▸ **What you are asked to do**: Copy each line in the data that includes the word "cuối".

——

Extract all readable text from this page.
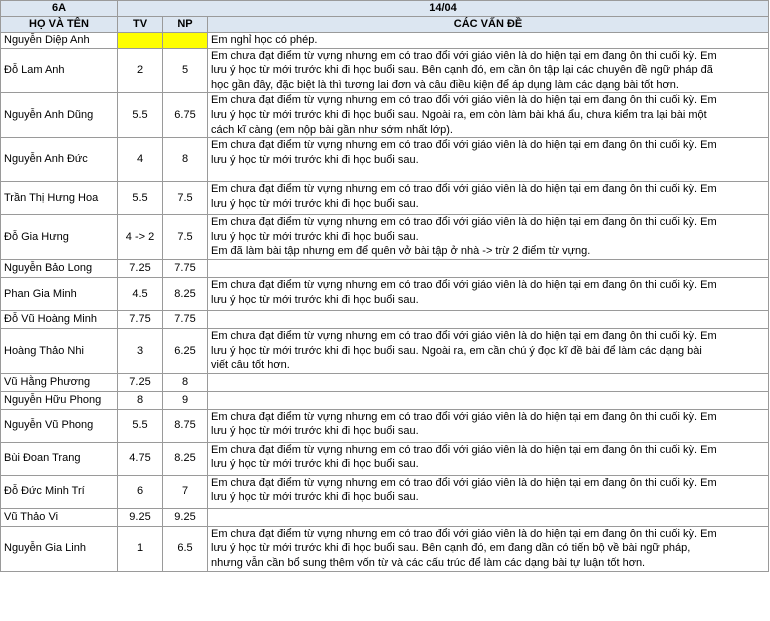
6A	14/04		
HỌ VÀ TÊN	TV	NP	CÁC VẤN ĐỀ
Nguyễn Diệp Anh			Em nghỉ học có phép.

Đỗ Lam Anh	2	5	Em chưa đạt điểm từ vựng nhưng em có trao đổi với giáo viên là do hiện tại em đang ôn thi cuối kỳ. Em
lưu ý học từ mới trước khi đi học buổi sau. Bên cạnh đó, em cần ôn tập lại các chuyên đề ngữ pháp đã
học gần đây, đặc biệt là thì tương lai đơn và câu điều kiện để áp dụng làm các dạng bài tốt hơn.

Nguyễn Anh Dũng	5.5	6.75	Em chưa đạt điểm từ vựng nhưng em có trao đổi với giáo viên là do hiện tại em đang ôn thi cuối kỳ. Em
lưu ý học từ mới trước khi đi học buổi sau. Ngoài ra, em còn làm bài khá ẩu, chưa kiểm tra lại bài một
cách kĩ càng (em nộp bài gần như sớm nhất lớp).

Nguyễn Anh Đức	4	8	Em chưa đạt điểm từ vựng nhưng em có trao đổi với giáo viên là do hiện tại em đang ôn thi cuối kỳ. Em
lưu ý học từ mới trước khi đi học buổi sau.

Trần Thị Hưng Hoa	5.5	7.5	Em chưa đạt điểm từ vựng nhưng em có trao đổi với giáo viên là do hiện tại em đang ôn thi cuối kỳ. Em
lưu ý học từ mới trước khi đi học buổi sau.

Đỗ Gia Hưng	4 -> 2	7.5	Em chưa đạt điểm từ vựng nhưng em có trao đổi với giáo viên là do hiện tại em đang ôn thi cuối kỳ. Em
lưu ý học từ mới trước khi đi học buổi sau.
Em đã làm bài tập nhưng em để quên vở bài tập ở nhà -> trừ 2 điểm từ vựng.

Nguyễn Bảo Long	7.25	7.75	
Phan Gia Minh	4.5	8.25	Em chưa đạt điểm từ vựng nhưng em có trao đổi với giáo viên là do hiện tại em đang ôn thi cuối kỳ. Em
lưu ý học từ mới trước khi đi học buổi sau.

Đỗ Vũ Hoàng Minh	7.75	7.75	
Hoàng Thảo Nhi	3	6.25	Em chưa đạt điểm từ vựng nhưng em có trao đổi với giáo viên là do hiện tại em đang ôn thi cuối kỳ. Em
lưu ý học từ mới trước khi đi học buổi sau. Ngoài ra, em cần chú ý đọc kĩ đề bài để làm các dạng bài
viết câu tốt hơn.

Vũ Hằng Phương	7.25	8	
Nguyễn Hữu Phong	8	9	
Nguyễn Vũ Phong	5.5	8.75	Em chưa đạt điểm từ vựng nhưng em có trao đổi với giáo viên là do hiện tại em đang ôn thi cuối kỳ. Em
lưu ý học từ mới trước khi đi học buổi sau.

Bùi Đoan Trang	4.75	8.25	Em chưa đạt điểm từ vựng nhưng em có trao đổi với giáo viên là do hiện tại em đang ôn thi cuối kỳ. Em
lưu ý học từ mới trước khi đi học buổi sau.

Đỗ Đức Minh Trí	6	7	Em chưa đạt điểm từ vựng nhưng em có trao đổi với giáo viên là do hiện tại em đang ôn thi cuối kỳ. Em
lưu ý học từ mới trước khi đi học buổi sau.

Vũ Thảo Vi	9.25	9.25	
Nguyễn Gia Linh	1	6.5	Em chưa đạt điểm từ vựng nhưng em có trao đổi với giáo viên là do hiện tại em đang ôn thi cuối kỳ. Em
lưu ý học từ mới trước khi đi học buổi sau. Bên cạnh đó, em đang dần có tiến bộ về bài ngữ pháp,
nhưng vẫn cần bổ sung thêm vốn từ và các cấu trúc để làm các dạng bài tự luận tốt hơn.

——

▸ **Exercise answer**:
Đỗ Lam Anh	2	5	Em chưa đạt điểm từ vựng nhưng em có trao đổi với giáo viên là do hiện tại em đang ôn thi cuối kỳ. Em
Nguyễn Anh Dũng	5.5	6.75	Em chưa đạt điểm từ vựng nhưng em có trao đổi với giáo viên là do hiện tại em đang ôn thi cuối kỳ. Em
Nguyễn Anh Đức	4	8	Em chưa đạt điểm từ vựng nhưng em có trao đổi với giáo viên là do hiện tại em đang ôn thi cuối kỳ. Em
Trần Thị Hưng Hoa	5.5	7.5	Em chưa đạt điểm từ vựng nhưng em có trao đổi với giáo viên là do hiện tại em đang ôn thi cuối kỳ. Em
Đỗ Gia Hưng	4 -> 2	7.5	Em chưa đạt điểm từ vựng nhưng em có trao đổi với giáo viên là do hiện tại em đang ôn thi cuối kỳ. Em
Phan Gia Minh	4.5	8.25	Em chưa đạt điểm từ vựng nhưng em có trao đổi với giáo viên là do hiện tại em đang ôn thi cuối kỳ. Em
Hoàng Thảo Nhi	3	6.25	Em chưa đạt điểm từ vựng nhưng em có trao đổi với giáo viên là do hiện tại em đang ôn thi cuối kỳ. Em
Nguyễn Vũ Phong	5.5	8.75	Em chưa đạt điểm từ vựng nhưng em có trao đổi với giáo viên là do hiện tại em đang ôn thi cuối kỳ. Em
Bùi Đoan Trang	4.75	8.25	Em chưa đạt điểm từ vựng nhưng em có trao đổi với giáo viên là do hiện tại em đang ôn thi cuối kỳ. Em
Đỗ Đức Minh Trí	6	7	Em chưa đạt điểm từ vựng nhưng em có trao đổi với giáo viên là do hiện tại em đang ôn thi cuối kỳ. Em
Nguyễn Gia Linh	1	6.5	Em chưa đạt điểm từ vựng nhưng em có trao đổi với giáo viên là do hiện tại em đang ôn thi cuối kỳ. Em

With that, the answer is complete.